**TASK BRIEF**
Below is a listing; copy all of it exactly.

**DATASET RECORDS**
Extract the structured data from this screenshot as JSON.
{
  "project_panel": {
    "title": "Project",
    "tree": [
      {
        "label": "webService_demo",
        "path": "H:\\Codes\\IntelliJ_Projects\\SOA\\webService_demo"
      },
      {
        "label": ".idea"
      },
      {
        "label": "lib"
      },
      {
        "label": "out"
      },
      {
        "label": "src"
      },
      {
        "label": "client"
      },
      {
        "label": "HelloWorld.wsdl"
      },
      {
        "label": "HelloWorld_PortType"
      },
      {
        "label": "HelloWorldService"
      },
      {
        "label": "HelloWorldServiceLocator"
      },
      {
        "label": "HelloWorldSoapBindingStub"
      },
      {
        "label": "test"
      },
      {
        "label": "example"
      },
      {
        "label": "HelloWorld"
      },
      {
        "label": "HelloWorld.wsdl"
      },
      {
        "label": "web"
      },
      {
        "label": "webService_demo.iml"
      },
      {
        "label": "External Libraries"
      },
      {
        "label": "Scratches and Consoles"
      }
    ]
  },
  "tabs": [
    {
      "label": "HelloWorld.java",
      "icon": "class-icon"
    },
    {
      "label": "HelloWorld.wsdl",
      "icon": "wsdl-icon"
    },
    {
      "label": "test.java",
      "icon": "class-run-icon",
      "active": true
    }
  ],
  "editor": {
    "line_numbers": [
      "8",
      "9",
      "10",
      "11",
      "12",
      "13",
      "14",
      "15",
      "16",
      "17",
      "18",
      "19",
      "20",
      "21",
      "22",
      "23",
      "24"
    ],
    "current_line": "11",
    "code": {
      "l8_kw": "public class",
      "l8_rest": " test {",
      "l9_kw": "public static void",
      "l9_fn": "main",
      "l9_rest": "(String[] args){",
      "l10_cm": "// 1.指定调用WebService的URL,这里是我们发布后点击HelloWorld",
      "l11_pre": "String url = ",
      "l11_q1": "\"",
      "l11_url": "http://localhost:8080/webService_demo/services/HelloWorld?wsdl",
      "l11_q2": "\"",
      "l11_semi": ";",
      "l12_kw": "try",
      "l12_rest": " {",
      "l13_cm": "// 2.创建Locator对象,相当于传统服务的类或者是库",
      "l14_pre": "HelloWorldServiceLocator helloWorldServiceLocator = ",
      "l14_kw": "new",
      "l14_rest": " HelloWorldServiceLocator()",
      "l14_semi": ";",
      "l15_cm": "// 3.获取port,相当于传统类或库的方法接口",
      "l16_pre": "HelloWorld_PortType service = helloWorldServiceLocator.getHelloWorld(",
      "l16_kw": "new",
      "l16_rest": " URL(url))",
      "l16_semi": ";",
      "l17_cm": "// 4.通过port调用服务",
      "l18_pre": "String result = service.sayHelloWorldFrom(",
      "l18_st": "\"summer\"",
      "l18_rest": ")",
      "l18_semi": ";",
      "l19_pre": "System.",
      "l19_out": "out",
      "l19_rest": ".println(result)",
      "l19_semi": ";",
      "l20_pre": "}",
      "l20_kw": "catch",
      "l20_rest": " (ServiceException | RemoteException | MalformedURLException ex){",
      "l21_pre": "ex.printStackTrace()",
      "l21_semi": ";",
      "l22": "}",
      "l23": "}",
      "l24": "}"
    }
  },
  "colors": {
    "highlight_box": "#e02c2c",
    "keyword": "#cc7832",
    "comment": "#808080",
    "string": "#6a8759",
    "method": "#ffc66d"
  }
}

**WRITTEN RESPONSE**
Extract the structured data from this screenshot as JSON.
{
  "project_panel": {
    "title": "Project",
    "tree": [
      {
        "label": "webService_demo",
        "path": "H:\\Codes\\IntelliJ_Projects\\SOA\\webService_demo"
      },
      {
        "label": ".idea"
      },
      {
        "label": "lib"
      },
      {
        "label": "out"
      },
      {
        "label": "src"
      },
      {
        "label": "client"
      },
      {
        "label": "HelloWorld.wsdl"
      },
      {
        "label": "HelloWorld_PortType"
      },
      {
        "label": "HelloWorldService"
      },
      {
        "label": "HelloWorldServiceLocator"
      },
      {
        "label": "HelloWorldSoapBindingStub"
      },
      {
        "label": "test"
      },
      {
        "label": "example"
      },
      {
        "label": "HelloWorld"
      },
      {
        "label": "HelloWorld.wsdl"
      },
      {
        "label": "web"
      },
      {
        "label": "webService_demo.iml"
      },
      {
        "label": "External Libraries"
      },
      {
        "label": "Scratches and Consoles"
      }
    ]
  },
  "tabs": [
    {
      "label": "HelloWorld.java",
      "icon": "class-icon"
    },
    {
      "label": "HelloWorld.wsdl",
      "icon": "wsdl-icon"
    },
    {
      "label": "test.java",
      "icon": "class-run-icon",
      "active": true
    }
  ],
  "editor": {
    "line_numbers": [
      "8",
      "9",
      "10",
      "11",
      "12",
      "13",
      "14",
      "15",
      "16",
      "17",
      "18",
      "19",
      "20",
      "21",
      "22",
      "23",
      "24"
    ],
    "current_line": "11",
    "code": {
      "l8_kw": "public class",
      "l8_rest": " test {",
      "l9_kw": "public static void",
      "l9_fn": "main",
      "l9_rest": "(String[] args){",
      "l10_cm": "// 1.指定调用WebService的URL,这里是我们发布后点击HelloWorld",
      "l11_pre": "String url = ",
      "l11_q1": "\"",
      "l11_url": "http://localhost:8080/webService_demo/services/HelloWorld?wsdl",
      "l11_q2": "\"",
      "l11_semi": ";",
      "l12_kw": "try",
      "l12_rest": " {",
      "l13_cm": "// 2.创建Locator对象,相当于传统服务的类或者是库",
      "l14_pre": "HelloWorldServiceLocator helloWorldServiceLocator = ",
      "l14_kw": "new",
      "l14_rest": " HelloWorldServiceLocator()",
      "l14_semi": ";",
      "l15_cm": "// 3.获取port,相当于传统类或库的方法接口",
      "l16_pre": "HelloWorld_PortType service = helloWorldServiceLocator.getHelloWorld(",
      "l16_kw": "new",
      "l16_rest": " URL(url))",
      "l16_semi": ";",
      "l17_cm": "// 4.通过port调用服务",
      "l18_pre": "String result = service.sayHelloWorldFrom(",
      "l18_st": "\"summer\"",
      "l18_rest": ")",
      "l18_semi": ";",
      "l19_pre": "System.",
      "l19_out": "out",
      "l19_rest": ".println(result)",
      "l19_semi": ";",
      "l20_pre": "}",
      "l20_kw": "catch",
      "l20_rest": " (ServiceException | RemoteException | MalformedURLException ex){",
      "l21_pre": "ex.printStackTrace()",
      "l21_semi": ";",
      "l22": "}",
      "l23": "}",
      "l24": "}"
    }
  },
  "colors": {
    "highlight_box": "#e02c2c",
    "keyword": "#cc7832",
    "comment": "#808080",
    "string": "#6a8759",
    "method": "#ffc66d"
  }
}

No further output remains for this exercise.